- Given entries
***

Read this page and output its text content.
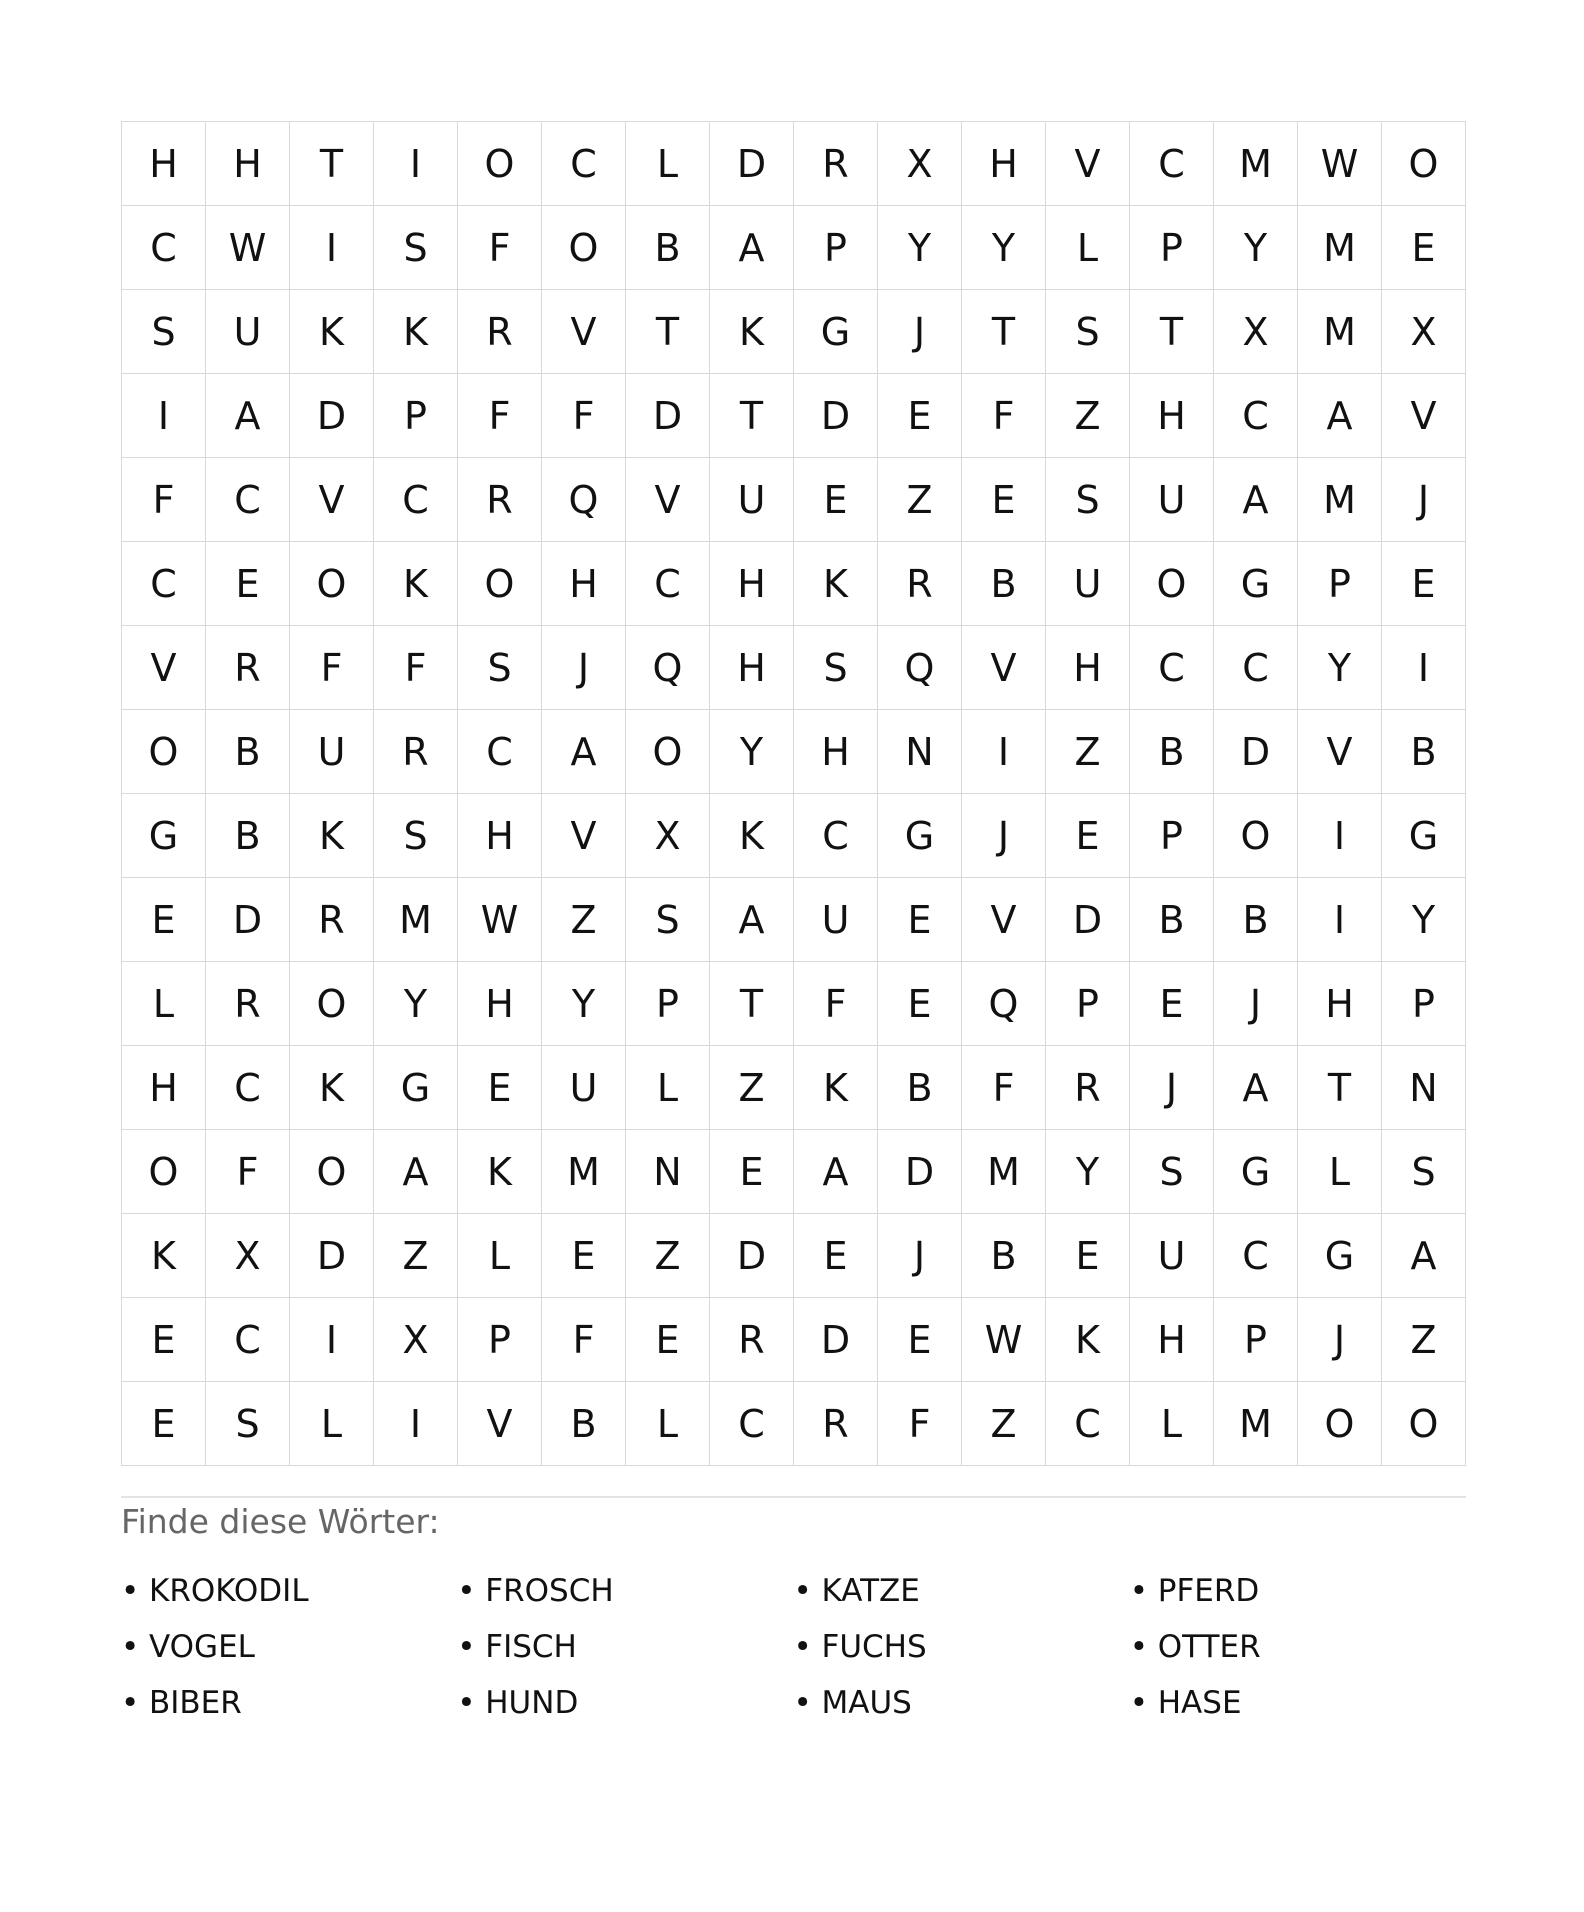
H	H	T	I	O	C	L	D	R	X	H	V	C	M	W	O
C	W	I	S	F	O	B	A	P	Y	Y	L	P	Y	M	E
S	U	K	K	R	V	T	K	G	J	T	S	T	X	M	X
I	A	D	P	F	F	D	T	D	E	F	Z	H	C	A	V
F	C	V	C	R	Q	V	U	E	Z	E	S	U	A	M	J
C	E	O	K	O	H	C	H	K	R	B	U	O	G	P	E
V	R	F	F	S	J	Q	H	S	Q	V	H	C	C	Y	I
O	B	U	R	C	A	O	Y	H	N	I	Z	B	D	V	B
G	B	K	S	H	V	X	K	C	G	J	E	P	O	I	G
E	D	R	M	W	Z	S	A	U	E	V	D	B	B	I	Y
L	R	O	Y	H	Y	P	T	F	E	Q	P	E	J	H	P
H	C	K	G	E	U	L	Z	K	B	F	R	J	A	T	N
O	F	O	A	K	M	N	E	A	D	M	Y	S	G	L	S
K	X	D	Z	L	E	Z	D	E	J	B	E	U	C	G	A
E	C	I	X	P	F	E	R	D	E	W	K	H	P	J	Z
E	S	L	I	V	B	L	C	R	F	Z	C	L	M	O	O
Finde diese Wörter:
• KROKODIL	• FROSCH	• KATZE	• PFERD
• VOGEL	• FISCH	• FUCHS	• OTTER
• BIBER	• HUND	• MAUS	• HASE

***

- Exercise description
Every line should be retyped exactly, with the pictures omitted.

- Response to the task
Read this page and output its text content.
H	H	T	I	O	C	L	D	R	X	H	V	C	M	W	O
C	W	I	S	F	O	B	A	P	Y	Y	L	P	Y	M	E
S	U	K	K	R	V	T	K	G	J	T	S	T	X	M	X
I	A	D	P	F	F	D	T	D	E	F	Z	H	C	A	V
F	C	V	C	R	Q	V	U	E	Z	E	S	U	A	M	J
C	E	O	K	O	H	C	H	K	R	B	U	O	G	P	E
V	R	F	F	S	J	Q	H	S	Q	V	H	C	C	Y	I
O	B	U	R	C	A	O	Y	H	N	I	Z	B	D	V	B
G	B	K	S	H	V	X	K	C	G	J	E	P	O	I	G
E	D	R	M	W	Z	S	A	U	E	V	D	B	B	I	Y
L	R	O	Y	H	Y	P	T	F	E	Q	P	E	J	H	P
H	C	K	G	E	U	L	Z	K	B	F	R	J	A	T	N
O	F	O	A	K	M	N	E	A	D	M	Y	S	G	L	S
K	X	D	Z	L	E	Z	D	E	J	B	E	U	C	G	A
E	C	I	X	P	F	E	R	D	E	W	K	H	P	J	Z
E	S	L	I	V	B	L	C	R	F	Z	C	L	M	O	O
Finde diese Wörter:
• KROKODIL	• FROSCH	• KATZE	• PFERD
• VOGEL	• FISCH	• FUCHS	• OTTER
• BIBER	• HUND	• MAUS	• HASE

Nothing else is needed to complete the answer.